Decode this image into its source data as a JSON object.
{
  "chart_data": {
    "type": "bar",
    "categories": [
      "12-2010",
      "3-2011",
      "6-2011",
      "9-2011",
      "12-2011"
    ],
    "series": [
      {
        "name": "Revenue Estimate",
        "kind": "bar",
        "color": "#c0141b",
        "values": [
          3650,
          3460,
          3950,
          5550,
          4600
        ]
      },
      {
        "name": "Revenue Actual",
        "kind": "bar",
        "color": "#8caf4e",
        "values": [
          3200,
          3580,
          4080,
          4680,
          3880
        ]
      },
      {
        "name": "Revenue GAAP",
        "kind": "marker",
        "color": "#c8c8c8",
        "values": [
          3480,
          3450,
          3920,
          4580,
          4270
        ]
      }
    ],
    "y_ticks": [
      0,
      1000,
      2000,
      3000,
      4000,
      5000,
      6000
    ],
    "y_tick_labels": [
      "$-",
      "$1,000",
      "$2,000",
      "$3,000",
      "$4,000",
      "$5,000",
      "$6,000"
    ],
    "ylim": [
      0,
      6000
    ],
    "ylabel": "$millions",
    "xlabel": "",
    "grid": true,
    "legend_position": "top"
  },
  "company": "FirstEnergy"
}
+++
STATED EXERCISE
Repeat the data in its entirety, character for character.

RESULT
Decode this image into its source data as a JSON object.
{
  "chart_data": {
    "type": "bar",
    "categories": [
      "12-2010",
      "3-2011",
      "6-2011",
      "9-2011",
      "12-2011"
    ],
    "series": [
      {
        "name": "Revenue Estimate",
        "kind": "bar",
        "color": "#c0141b",
        "values": [
          3650,
          3460,
          3950,
          5550,
          4600
        ]
      },
      {
        "name": "Revenue Actual",
        "kind": "bar",
        "color": "#8caf4e",
        "values": [
          3200,
          3580,
          4080,
          4680,
          3880
        ]
      },
      {
        "name": "Revenue GAAP",
        "kind": "marker",
        "color": "#c8c8c8",
        "values": [
          3480,
          3450,
          3920,
          4580,
          4270
        ]
      }
    ],
    "y_ticks": [
      0,
      1000,
      2000,
      3000,
      4000,
      5000,
      6000
    ],
    "y_tick_labels": [
      "$-",
      "$1,000",
      "$2,000",
      "$3,000",
      "$4,000",
      "$5,000",
      "$6,000"
    ],
    "ylim": [
      0,
      6000
    ],
    "ylabel": "$millions",
    "xlabel": "",
    "grid": true,
    "legend_position": "top"
  },
  "company": "FirstEnergy"
}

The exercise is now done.